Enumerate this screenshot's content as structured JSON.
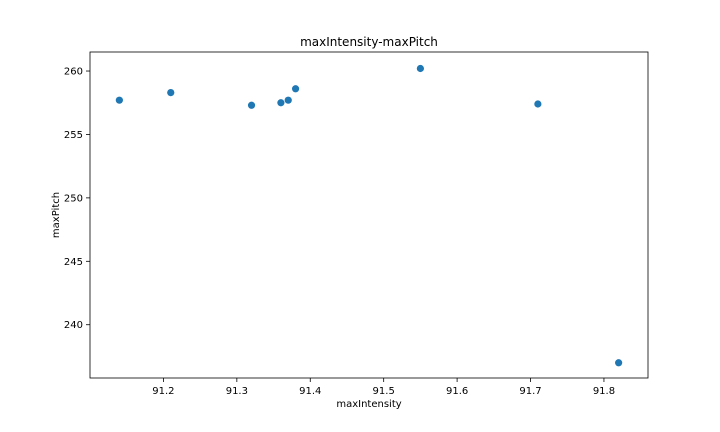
{
  "chart_data": {
    "type": "scatter",
    "title": "maxIntensity-maxPitch",
    "xlabel": "maxIntensity",
    "ylabel": "maxPitch",
    "xlim": [
      91.1,
      91.86
    ],
    "ylim": [
      235.8,
      261.5
    ],
    "xticks": [
      "91.2",
      "91.3",
      "91.4",
      "91.5",
      "91.6",
      "91.7",
      "91.8"
    ],
    "yticks": [
      "240",
      "245",
      "250",
      "255",
      "260"
    ],
    "grid": false,
    "marker_color": "#1f77b4",
    "points": [
      {
        "x": 91.14,
        "y": 257.7
      },
      {
        "x": 91.21,
        "y": 258.3
      },
      {
        "x": 91.32,
        "y": 257.3
      },
      {
        "x": 91.36,
        "y": 257.5
      },
      {
        "x": 91.37,
        "y": 257.7
      },
      {
        "x": 91.38,
        "y": 258.6
      },
      {
        "x": 91.55,
        "y": 260.2
      },
      {
        "x": 91.71,
        "y": 257.4
      },
      {
        "x": 91.82,
        "y": 237.0
      }
    ]
  }
}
::::::::
Return every line of the records exactly as given, pictures excluded.

Enumerate this screenshot's content as structured JSON.
{
  "chart_data": {
    "type": "scatter",
    "title": "maxIntensity-maxPitch",
    "xlabel": "maxIntensity",
    "ylabel": "maxPitch",
    "xlim": [
      91.1,
      91.86
    ],
    "ylim": [
      235.8,
      261.5
    ],
    "xticks": [
      "91.2",
      "91.3",
      "91.4",
      "91.5",
      "91.6",
      "91.7",
      "91.8"
    ],
    "yticks": [
      "240",
      "245",
      "250",
      "255",
      "260"
    ],
    "grid": false,
    "marker_color": "#1f77b4",
    "points": [
      {
        "x": 91.14,
        "y": 257.7
      },
      {
        "x": 91.21,
        "y": 258.3
      },
      {
        "x": 91.32,
        "y": 257.3
      },
      {
        "x": 91.36,
        "y": 257.5
      },
      {
        "x": 91.37,
        "y": 257.7
      },
      {
        "x": 91.38,
        "y": 258.6
      },
      {
        "x": 91.55,
        "y": 260.2
      },
      {
        "x": 91.71,
        "y": 257.4
      },
      {
        "x": 91.82,
        "y": 237.0
      }
    ]
  }
}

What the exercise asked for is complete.